⟨
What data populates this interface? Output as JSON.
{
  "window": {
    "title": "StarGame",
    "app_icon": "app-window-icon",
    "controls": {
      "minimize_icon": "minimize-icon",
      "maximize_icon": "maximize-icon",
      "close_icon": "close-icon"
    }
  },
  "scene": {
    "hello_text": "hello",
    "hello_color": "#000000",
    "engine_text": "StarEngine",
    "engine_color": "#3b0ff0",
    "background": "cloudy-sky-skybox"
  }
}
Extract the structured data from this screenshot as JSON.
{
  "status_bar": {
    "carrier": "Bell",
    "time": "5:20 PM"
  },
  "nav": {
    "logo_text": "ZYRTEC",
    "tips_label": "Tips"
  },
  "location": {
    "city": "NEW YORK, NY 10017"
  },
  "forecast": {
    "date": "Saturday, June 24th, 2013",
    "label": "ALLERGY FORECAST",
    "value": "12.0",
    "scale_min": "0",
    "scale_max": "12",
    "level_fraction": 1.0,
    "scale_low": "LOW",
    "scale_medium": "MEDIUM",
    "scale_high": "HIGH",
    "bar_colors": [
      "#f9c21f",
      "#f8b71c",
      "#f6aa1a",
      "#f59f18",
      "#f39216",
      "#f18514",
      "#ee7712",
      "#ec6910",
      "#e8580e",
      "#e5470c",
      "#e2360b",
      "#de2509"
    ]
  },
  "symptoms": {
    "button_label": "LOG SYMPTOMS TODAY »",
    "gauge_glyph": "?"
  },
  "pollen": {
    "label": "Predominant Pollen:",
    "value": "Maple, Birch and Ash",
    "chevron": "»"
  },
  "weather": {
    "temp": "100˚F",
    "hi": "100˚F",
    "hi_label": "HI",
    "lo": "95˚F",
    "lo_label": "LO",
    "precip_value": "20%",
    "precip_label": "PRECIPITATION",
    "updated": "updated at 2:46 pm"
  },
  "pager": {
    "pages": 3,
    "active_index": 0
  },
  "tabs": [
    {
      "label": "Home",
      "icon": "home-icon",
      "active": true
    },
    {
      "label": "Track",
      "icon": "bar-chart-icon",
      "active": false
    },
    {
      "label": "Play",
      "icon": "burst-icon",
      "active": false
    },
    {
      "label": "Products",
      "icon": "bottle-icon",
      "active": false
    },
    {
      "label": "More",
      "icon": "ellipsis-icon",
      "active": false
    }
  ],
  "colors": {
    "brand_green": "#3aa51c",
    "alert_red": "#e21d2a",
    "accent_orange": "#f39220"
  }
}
⟩
> _PROBLEM TO SOLVE_
Repeat all the records. Match each line exactly.

> _EXERCISE RESULT_
What data populates this interface? Output as JSON.
{
  "window": {
    "title": "StarGame",
    "app_icon": "app-window-icon",
    "controls": {
      "minimize_icon": "minimize-icon",
      "maximize_icon": "maximize-icon",
      "close_icon": "close-icon"
    }
  },
  "scene": {
    "hello_text": "hello",
    "hello_color": "#000000",
    "engine_text": "StarEngine",
    "engine_color": "#3b0ff0",
    "background": "cloudy-sky-skybox"
  }
}
Extract the structured data from this screenshot as JSON.
{
  "status_bar": {
    "carrier": "Bell",
    "time": "5:20 PM"
  },
  "nav": {
    "logo_text": "ZYRTEC",
    "tips_label": "Tips"
  },
  "location": {
    "city": "NEW YORK, NY 10017"
  },
  "forecast": {
    "date": "Saturday, June 24th, 2013",
    "label": "ALLERGY FORECAST",
    "value": "12.0",
    "scale_min": "0",
    "scale_max": "12",
    "level_fraction": 1.0,
    "scale_low": "LOW",
    "scale_medium": "MEDIUM",
    "scale_high": "HIGH",
    "bar_colors": [
      "#f9c21f",
      "#f8b71c",
      "#f6aa1a",
      "#f59f18",
      "#f39216",
      "#f18514",
      "#ee7712",
      "#ec6910",
      "#e8580e",
      "#e5470c",
      "#e2360b",
      "#de2509"
    ]
  },
  "symptoms": {
    "button_label": "LOG SYMPTOMS TODAY »",
    "gauge_glyph": "?"
  },
  "pollen": {
    "label": "Predominant Pollen:",
    "value": "Maple, Birch and Ash",
    "chevron": "»"
  },
  "weather": {
    "temp": "100˚F",
    "hi": "100˚F",
    "hi_label": "HI",
    "lo": "95˚F",
    "lo_label": "LO",
    "precip_value": "20%",
    "precip_label": "PRECIPITATION",
    "updated": "updated at 2:46 pm"
  },
  "pager": {
    "pages": 3,
    "active_index": 0
  },
  "tabs": [
    {
      "label": "Home",
      "icon": "home-icon",
      "active": true
    },
    {
      "label": "Track",
      "icon": "bar-chart-icon",
      "active": false
    },
    {
      "label": "Play",
      "icon": "burst-icon",
      "active": false
    },
    {
      "label": "Products",
      "icon": "bottle-icon",
      "active": false
    },
    {
      "label": "More",
      "icon": "ellipsis-icon",
      "active": false
    }
  ],
  "colors": {
    "brand_green": "#3aa51c",
    "alert_red": "#e21d2a",
    "accent_orange": "#f39220"
  }
}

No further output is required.